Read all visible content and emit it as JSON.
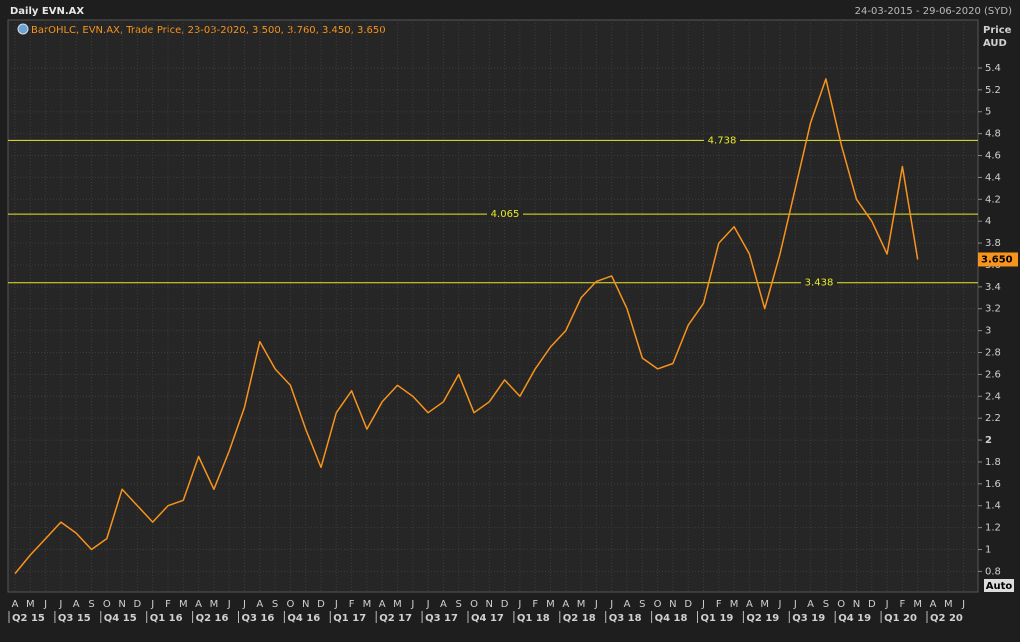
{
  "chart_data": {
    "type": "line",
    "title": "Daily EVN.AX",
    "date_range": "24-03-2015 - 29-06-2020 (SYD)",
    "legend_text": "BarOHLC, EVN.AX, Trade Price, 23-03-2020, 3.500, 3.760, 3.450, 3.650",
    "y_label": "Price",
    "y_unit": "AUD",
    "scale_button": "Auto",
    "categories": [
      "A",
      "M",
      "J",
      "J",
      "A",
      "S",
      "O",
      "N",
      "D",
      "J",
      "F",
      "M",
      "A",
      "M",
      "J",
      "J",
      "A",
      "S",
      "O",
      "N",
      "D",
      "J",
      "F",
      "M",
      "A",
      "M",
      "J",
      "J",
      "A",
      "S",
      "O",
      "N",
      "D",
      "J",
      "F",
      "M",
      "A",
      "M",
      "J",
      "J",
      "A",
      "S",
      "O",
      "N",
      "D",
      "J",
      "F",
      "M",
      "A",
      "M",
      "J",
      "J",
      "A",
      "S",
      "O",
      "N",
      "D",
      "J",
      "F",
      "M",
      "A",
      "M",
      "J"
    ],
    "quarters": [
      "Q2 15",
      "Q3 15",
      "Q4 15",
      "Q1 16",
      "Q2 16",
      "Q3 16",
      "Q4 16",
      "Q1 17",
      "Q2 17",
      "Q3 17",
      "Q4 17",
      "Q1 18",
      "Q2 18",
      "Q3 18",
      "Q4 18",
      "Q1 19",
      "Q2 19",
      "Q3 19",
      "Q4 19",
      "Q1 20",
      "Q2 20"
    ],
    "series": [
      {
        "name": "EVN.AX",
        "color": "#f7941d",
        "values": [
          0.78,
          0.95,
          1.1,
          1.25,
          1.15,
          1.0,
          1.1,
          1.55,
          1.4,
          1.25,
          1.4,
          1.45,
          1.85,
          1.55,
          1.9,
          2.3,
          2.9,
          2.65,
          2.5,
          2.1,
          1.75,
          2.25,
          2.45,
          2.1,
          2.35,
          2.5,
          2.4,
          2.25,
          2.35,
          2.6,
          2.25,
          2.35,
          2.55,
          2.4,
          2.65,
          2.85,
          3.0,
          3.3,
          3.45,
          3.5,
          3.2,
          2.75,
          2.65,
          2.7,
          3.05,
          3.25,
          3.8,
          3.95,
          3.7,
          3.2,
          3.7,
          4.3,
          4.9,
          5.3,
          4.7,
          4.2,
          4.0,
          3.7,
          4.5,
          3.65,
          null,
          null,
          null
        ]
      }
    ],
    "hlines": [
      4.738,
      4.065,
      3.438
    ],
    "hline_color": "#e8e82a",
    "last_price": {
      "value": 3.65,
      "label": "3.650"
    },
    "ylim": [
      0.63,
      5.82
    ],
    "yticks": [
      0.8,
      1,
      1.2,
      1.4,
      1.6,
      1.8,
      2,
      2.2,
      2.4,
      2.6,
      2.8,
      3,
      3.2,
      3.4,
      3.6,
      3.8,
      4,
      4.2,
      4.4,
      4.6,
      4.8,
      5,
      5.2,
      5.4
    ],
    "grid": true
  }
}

########

** TASK TO CARRY OUT **
From start to finish, output the listing exactly, but omit its pictures.

** TASK RESULT **
Read all visible content and emit it as JSON.
{
  "chart_data": {
    "type": "line",
    "title": "Daily EVN.AX",
    "date_range": "24-03-2015 - 29-06-2020 (SYD)",
    "legend_text": "BarOHLC, EVN.AX, Trade Price, 23-03-2020, 3.500, 3.760, 3.450, 3.650",
    "y_label": "Price",
    "y_unit": "AUD",
    "scale_button": "Auto",
    "categories": [
      "A",
      "M",
      "J",
      "J",
      "A",
      "S",
      "O",
      "N",
      "D",
      "J",
      "F",
      "M",
      "A",
      "M",
      "J",
      "J",
      "A",
      "S",
      "O",
      "N",
      "D",
      "J",
      "F",
      "M",
      "A",
      "M",
      "J",
      "J",
      "A",
      "S",
      "O",
      "N",
      "D",
      "J",
      "F",
      "M",
      "A",
      "M",
      "J",
      "J",
      "A",
      "S",
      "O",
      "N",
      "D",
      "J",
      "F",
      "M",
      "A",
      "M",
      "J",
      "J",
      "A",
      "S",
      "O",
      "N",
      "D",
      "J",
      "F",
      "M",
      "A",
      "M",
      "J"
    ],
    "quarters": [
      "Q2 15",
      "Q3 15",
      "Q4 15",
      "Q1 16",
      "Q2 16",
      "Q3 16",
      "Q4 16",
      "Q1 17",
      "Q2 17",
      "Q3 17",
      "Q4 17",
      "Q1 18",
      "Q2 18",
      "Q3 18",
      "Q4 18",
      "Q1 19",
      "Q2 19",
      "Q3 19",
      "Q4 19",
      "Q1 20",
      "Q2 20"
    ],
    "series": [
      {
        "name": "EVN.AX",
        "color": "#f7941d",
        "values": [
          0.78,
          0.95,
          1.1,
          1.25,
          1.15,
          1.0,
          1.1,
          1.55,
          1.4,
          1.25,
          1.4,
          1.45,
          1.85,
          1.55,
          1.9,
          2.3,
          2.9,
          2.65,
          2.5,
          2.1,
          1.75,
          2.25,
          2.45,
          2.1,
          2.35,
          2.5,
          2.4,
          2.25,
          2.35,
          2.6,
          2.25,
          2.35,
          2.55,
          2.4,
          2.65,
          2.85,
          3.0,
          3.3,
          3.45,
          3.5,
          3.2,
          2.75,
          2.65,
          2.7,
          3.05,
          3.25,
          3.8,
          3.95,
          3.7,
          3.2,
          3.7,
          4.3,
          4.9,
          5.3,
          4.7,
          4.2,
          4.0,
          3.7,
          4.5,
          3.65,
          null,
          null,
          null
        ]
      }
    ],
    "hlines": [
      4.738,
      4.065,
      3.438
    ],
    "hline_color": "#e8e82a",
    "last_price": {
      "value": 3.65,
      "label": "3.650"
    },
    "ylim": [
      0.63,
      5.82
    ],
    "yticks": [
      0.8,
      1,
      1.2,
      1.4,
      1.6,
      1.8,
      2,
      2.2,
      2.4,
      2.6,
      2.8,
      3,
      3.2,
      3.4,
      3.6,
      3.8,
      4,
      4.2,
      4.4,
      4.6,
      4.8,
      5,
      5.2,
      5.4
    ],
    "grid": true
  }
}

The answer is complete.